• [What is being asked] Please write out the complete listing that follows, exactly as it reads.

Collection entries:
::::

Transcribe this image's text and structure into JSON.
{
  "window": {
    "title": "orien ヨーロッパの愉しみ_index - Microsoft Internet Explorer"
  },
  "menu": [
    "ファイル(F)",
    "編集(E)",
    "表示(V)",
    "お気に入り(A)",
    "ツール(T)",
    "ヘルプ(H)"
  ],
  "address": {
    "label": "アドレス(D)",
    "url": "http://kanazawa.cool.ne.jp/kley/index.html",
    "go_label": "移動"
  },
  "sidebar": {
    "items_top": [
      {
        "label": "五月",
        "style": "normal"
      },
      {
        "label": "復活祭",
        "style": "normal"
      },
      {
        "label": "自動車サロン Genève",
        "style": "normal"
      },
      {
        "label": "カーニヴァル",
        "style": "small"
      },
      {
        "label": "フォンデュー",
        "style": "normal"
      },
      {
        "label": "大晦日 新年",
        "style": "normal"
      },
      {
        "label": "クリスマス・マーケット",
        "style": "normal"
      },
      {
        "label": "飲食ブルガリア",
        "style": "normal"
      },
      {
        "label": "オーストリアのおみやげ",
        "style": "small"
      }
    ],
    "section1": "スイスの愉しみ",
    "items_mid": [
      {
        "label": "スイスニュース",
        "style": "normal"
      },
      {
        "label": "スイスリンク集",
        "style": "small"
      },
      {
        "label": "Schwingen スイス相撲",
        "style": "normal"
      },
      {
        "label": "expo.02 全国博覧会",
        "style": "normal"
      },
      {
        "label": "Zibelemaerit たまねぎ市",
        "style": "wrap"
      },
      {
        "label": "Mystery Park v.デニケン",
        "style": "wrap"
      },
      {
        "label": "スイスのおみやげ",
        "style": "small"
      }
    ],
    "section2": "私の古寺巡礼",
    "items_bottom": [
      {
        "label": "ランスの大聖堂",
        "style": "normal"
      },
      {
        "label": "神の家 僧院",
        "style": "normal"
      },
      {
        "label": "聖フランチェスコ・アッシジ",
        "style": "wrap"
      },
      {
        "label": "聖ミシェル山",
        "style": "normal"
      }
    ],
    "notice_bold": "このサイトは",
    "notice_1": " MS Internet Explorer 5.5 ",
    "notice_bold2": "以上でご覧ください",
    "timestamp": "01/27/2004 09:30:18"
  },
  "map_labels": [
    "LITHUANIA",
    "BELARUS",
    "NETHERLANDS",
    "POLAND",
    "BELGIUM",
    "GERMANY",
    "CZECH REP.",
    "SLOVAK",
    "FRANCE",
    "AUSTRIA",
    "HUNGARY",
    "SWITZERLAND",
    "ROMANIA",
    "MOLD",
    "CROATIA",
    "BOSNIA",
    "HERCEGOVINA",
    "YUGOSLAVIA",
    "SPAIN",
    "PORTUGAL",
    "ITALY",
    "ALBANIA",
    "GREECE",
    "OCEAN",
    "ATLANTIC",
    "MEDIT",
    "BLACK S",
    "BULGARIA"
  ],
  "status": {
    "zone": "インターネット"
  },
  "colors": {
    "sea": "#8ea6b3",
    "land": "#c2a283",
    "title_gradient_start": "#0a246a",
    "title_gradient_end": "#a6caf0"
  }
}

::::

• [Result of this exercise]
Transcribe this image's text and structure into JSON.
{
  "window": {
    "title": "orien ヨーロッパの愉しみ_index - Microsoft Internet Explorer"
  },
  "menu": [
    "ファイル(F)",
    "編集(E)",
    "表示(V)",
    "お気に入り(A)",
    "ツール(T)",
    "ヘルプ(H)"
  ],
  "address": {
    "label": "アドレス(D)",
    "url": "http://kanazawa.cool.ne.jp/kley/index.html",
    "go_label": "移動"
  },
  "sidebar": {
    "items_top": [
      {
        "label": "五月",
        "style": "normal"
      },
      {
        "label": "復活祭",
        "style": "normal"
      },
      {
        "label": "自動車サロン Genève",
        "style": "normal"
      },
      {
        "label": "カーニヴァル",
        "style": "small"
      },
      {
        "label": "フォンデュー",
        "style": "normal"
      },
      {
        "label": "大晦日 新年",
        "style": "normal"
      },
      {
        "label": "クリスマス・マーケット",
        "style": "normal"
      },
      {
        "label": "飲食ブルガリア",
        "style": "normal"
      },
      {
        "label": "オーストリアのおみやげ",
        "style": "small"
      }
    ],
    "section1": "スイスの愉しみ",
    "items_mid": [
      {
        "label": "スイスニュース",
        "style": "normal"
      },
      {
        "label": "スイスリンク集",
        "style": "small"
      },
      {
        "label": "Schwingen スイス相撲",
        "style": "normal"
      },
      {
        "label": "expo.02 全国博覧会",
        "style": "normal"
      },
      {
        "label": "Zibelemaerit たまねぎ市",
        "style": "wrap"
      },
      {
        "label": "Mystery Park v.デニケン",
        "style": "wrap"
      },
      {
        "label": "スイスのおみやげ",
        "style": "small"
      }
    ],
    "section2": "私の古寺巡礼",
    "items_bottom": [
      {
        "label": "ランスの大聖堂",
        "style": "normal"
      },
      {
        "label": "神の家 僧院",
        "style": "normal"
      },
      {
        "label": "聖フランチェスコ・アッシジ",
        "style": "wrap"
      },
      {
        "label": "聖ミシェル山",
        "style": "normal"
      }
    ],
    "notice_bold": "このサイトは",
    "notice_1": " MS Internet Explorer 5.5 ",
    "notice_bold2": "以上でご覧ください",
    "timestamp": "01/27/2004 09:30:18"
  },
  "map_labels": [
    "LITHUANIA",
    "BELARUS",
    "NETHERLANDS",
    "POLAND",
    "BELGIUM",
    "GERMANY",
    "CZECH REP.",
    "SLOVAK",
    "FRANCE",
    "AUSTRIA",
    "HUNGARY",
    "SWITZERLAND",
    "ROMANIA",
    "MOLD",
    "CROATIA",
    "BOSNIA",
    "HERCEGOVINA",
    "YUGOSLAVIA",
    "SPAIN",
    "PORTUGAL",
    "ITALY",
    "ALBANIA",
    "GREECE",
    "OCEAN",
    "ATLANTIC",
    "MEDIT",
    "BLACK S",
    "BULGARIA"
  ],
  "status": {
    "zone": "インターネット"
  },
  "colors": {
    "sea": "#8ea6b3",
    "land": "#c2a283",
    "title_gradient_start": "#0a246a",
    "title_gradient_end": "#a6caf0"
  }
}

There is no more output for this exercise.